SET PROBLEM
Below are records. Count every line containing the word "Power" and give the number alone.

-- START DATA LINES --

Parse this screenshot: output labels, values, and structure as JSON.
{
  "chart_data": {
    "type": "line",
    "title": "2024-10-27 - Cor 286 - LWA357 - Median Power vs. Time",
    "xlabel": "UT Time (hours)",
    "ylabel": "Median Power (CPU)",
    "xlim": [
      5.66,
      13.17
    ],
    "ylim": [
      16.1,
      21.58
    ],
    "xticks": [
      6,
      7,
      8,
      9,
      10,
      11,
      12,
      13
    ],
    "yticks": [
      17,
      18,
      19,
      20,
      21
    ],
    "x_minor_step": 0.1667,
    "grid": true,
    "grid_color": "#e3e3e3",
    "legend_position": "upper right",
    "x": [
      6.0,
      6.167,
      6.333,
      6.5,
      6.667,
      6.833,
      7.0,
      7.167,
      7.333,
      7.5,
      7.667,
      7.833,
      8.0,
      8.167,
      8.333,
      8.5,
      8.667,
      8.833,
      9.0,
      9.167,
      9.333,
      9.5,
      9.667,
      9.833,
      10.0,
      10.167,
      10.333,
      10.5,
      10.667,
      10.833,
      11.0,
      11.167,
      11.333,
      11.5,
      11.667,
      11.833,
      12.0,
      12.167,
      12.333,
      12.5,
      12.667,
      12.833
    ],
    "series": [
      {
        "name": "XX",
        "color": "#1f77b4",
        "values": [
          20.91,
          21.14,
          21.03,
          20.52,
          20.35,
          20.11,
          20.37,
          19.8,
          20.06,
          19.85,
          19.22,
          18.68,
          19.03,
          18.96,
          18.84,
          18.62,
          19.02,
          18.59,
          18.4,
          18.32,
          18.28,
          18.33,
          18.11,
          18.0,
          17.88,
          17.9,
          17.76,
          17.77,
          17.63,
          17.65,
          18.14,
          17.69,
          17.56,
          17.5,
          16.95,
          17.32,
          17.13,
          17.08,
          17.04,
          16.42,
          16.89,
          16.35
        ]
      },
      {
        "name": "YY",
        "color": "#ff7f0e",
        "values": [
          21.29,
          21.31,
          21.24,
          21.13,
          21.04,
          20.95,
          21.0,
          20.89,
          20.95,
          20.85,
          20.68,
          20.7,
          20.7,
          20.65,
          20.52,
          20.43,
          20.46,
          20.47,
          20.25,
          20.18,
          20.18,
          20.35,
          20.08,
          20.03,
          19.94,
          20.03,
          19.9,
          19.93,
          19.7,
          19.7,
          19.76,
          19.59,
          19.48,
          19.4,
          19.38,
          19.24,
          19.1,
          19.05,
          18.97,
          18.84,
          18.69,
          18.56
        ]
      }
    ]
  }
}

-- END DATA LINES --

ANSWER TO THIS TASK
2